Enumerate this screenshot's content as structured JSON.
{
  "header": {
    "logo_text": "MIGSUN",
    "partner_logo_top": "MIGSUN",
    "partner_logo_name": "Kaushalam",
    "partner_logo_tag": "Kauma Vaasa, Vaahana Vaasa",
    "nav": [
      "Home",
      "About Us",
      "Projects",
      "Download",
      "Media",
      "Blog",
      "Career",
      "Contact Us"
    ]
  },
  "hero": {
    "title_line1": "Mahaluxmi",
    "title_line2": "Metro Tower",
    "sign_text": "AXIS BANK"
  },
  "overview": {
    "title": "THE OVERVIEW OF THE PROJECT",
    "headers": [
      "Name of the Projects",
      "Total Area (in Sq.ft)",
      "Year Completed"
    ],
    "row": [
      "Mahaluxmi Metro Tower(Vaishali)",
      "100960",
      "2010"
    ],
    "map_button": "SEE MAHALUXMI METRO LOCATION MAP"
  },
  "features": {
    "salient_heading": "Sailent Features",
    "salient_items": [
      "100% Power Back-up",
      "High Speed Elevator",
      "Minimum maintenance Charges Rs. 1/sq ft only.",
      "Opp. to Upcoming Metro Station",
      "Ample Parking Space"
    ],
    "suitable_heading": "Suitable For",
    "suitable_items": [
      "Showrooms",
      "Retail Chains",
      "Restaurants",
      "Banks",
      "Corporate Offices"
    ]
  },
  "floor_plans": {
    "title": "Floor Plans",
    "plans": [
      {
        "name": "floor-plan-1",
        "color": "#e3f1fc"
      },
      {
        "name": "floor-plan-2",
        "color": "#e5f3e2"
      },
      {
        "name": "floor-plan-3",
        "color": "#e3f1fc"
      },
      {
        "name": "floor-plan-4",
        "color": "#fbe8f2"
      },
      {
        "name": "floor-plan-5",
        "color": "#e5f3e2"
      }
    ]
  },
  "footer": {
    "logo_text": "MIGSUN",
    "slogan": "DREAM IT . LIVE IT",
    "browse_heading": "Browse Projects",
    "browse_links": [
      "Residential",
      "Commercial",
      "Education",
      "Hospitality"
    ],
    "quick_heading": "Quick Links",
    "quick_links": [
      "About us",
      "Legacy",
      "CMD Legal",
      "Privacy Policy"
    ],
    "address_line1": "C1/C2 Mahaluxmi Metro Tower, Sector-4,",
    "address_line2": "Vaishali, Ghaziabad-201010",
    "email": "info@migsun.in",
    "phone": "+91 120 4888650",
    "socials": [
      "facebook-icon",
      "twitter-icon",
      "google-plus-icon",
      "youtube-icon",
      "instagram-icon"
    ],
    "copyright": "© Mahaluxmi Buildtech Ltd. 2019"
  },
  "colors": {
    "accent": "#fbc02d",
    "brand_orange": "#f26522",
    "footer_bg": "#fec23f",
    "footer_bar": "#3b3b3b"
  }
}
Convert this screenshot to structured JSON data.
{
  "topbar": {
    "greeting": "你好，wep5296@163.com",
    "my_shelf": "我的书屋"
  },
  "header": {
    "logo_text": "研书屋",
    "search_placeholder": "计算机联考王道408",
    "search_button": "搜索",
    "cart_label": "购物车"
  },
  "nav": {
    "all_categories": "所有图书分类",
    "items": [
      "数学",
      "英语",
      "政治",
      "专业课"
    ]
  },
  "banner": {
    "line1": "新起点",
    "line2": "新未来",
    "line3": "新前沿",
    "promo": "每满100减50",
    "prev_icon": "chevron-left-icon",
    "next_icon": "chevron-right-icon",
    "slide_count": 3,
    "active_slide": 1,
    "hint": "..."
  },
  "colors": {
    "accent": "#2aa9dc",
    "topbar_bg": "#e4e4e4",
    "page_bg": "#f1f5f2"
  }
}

════════════════════

- **Aim**: Retype the whole listing above exactly.

- **Result of the task**:
Enumerate this screenshot's content as structured JSON.
{
  "header": {
    "logo_text": "MIGSUN",
    "partner_logo_top": "MIGSUN",
    "partner_logo_name": "Kaushalam",
    "partner_logo_tag": "Kauma Vaasa, Vaahana Vaasa",
    "nav": [
      "Home",
      "About Us",
      "Projects",
      "Download",
      "Media",
      "Blog",
      "Career",
      "Contact Us"
    ]
  },
  "hero": {
    "title_line1": "Mahaluxmi",
    "title_line2": "Metro Tower",
    "sign_text": "AXIS BANK"
  },
  "overview": {
    "title": "THE OVERVIEW OF THE PROJECT",
    "headers": [
      "Name of the Projects",
      "Total Area (in Sq.ft)",
      "Year Completed"
    ],
    "row": [
      "Mahaluxmi Metro Tower(Vaishali)",
      "100960",
      "2010"
    ],
    "map_button": "SEE MAHALUXMI METRO LOCATION MAP"
  },
  "features": {
    "salient_heading": "Sailent Features",
    "salient_items": [
      "100% Power Back-up",
      "High Speed Elevator",
      "Minimum maintenance Charges Rs. 1/sq ft only.",
      "Opp. to Upcoming Metro Station",
      "Ample Parking Space"
    ],
    "suitable_heading": "Suitable For",
    "suitable_items": [
      "Showrooms",
      "Retail Chains",
      "Restaurants",
      "Banks",
      "Corporate Offices"
    ]
  },
  "floor_plans": {
    "title": "Floor Plans",
    "plans": [
      {
        "name": "floor-plan-1",
        "color": "#e3f1fc"
      },
      {
        "name": "floor-plan-2",
        "color": "#e5f3e2"
      },
      {
        "name": "floor-plan-3",
        "color": "#e3f1fc"
      },
      {
        "name": "floor-plan-4",
        "color": "#fbe8f2"
      },
      {
        "name": "floor-plan-5",
        "color": "#e5f3e2"
      }
    ]
  },
  "footer": {
    "logo_text": "MIGSUN",
    "slogan": "DREAM IT . LIVE IT",
    "browse_heading": "Browse Projects",
    "browse_links": [
      "Residential",
      "Commercial",
      "Education",
      "Hospitality"
    ],
    "quick_heading": "Quick Links",
    "quick_links": [
      "About us",
      "Legacy",
      "CMD Legal",
      "Privacy Policy"
    ],
    "address_line1": "C1/C2 Mahaluxmi Metro Tower, Sector-4,",
    "address_line2": "Vaishali, Ghaziabad-201010",
    "email": "info@migsun.in",
    "phone": "+91 120 4888650",
    "socials": [
      "facebook-icon",
      "twitter-icon",
      "google-plus-icon",
      "youtube-icon",
      "instagram-icon"
    ],
    "copyright": "© Mahaluxmi Buildtech Ltd. 2019"
  },
  "colors": {
    "accent": "#fbc02d",
    "brand_orange": "#f26522",
    "footer_bg": "#fec23f",
    "footer_bar": "#3b3b3b"
  }
}
Convert this screenshot to structured JSON data.
{
  "topbar": {
    "greeting": "你好，wep5296@163.com",
    "my_shelf": "我的书屋"
  },
  "header": {
    "logo_text": "研书屋",
    "search_placeholder": "计算机联考王道408",
    "search_button": "搜索",
    "cart_label": "购物车"
  },
  "nav": {
    "all_categories": "所有图书分类",
    "items": [
      "数学",
      "英语",
      "政治",
      "专业课"
    ]
  },
  "banner": {
    "line1": "新起点",
    "line2": "新未来",
    "line3": "新前沿",
    "promo": "每满100减50",
    "prev_icon": "chevron-left-icon",
    "next_icon": "chevron-right-icon",
    "slide_count": 3,
    "active_slide": 1,
    "hint": "..."
  },
  "colors": {
    "accent": "#2aa9dc",
    "topbar_bg": "#e4e4e4",
    "page_bg": "#f1f5f2"
  }
}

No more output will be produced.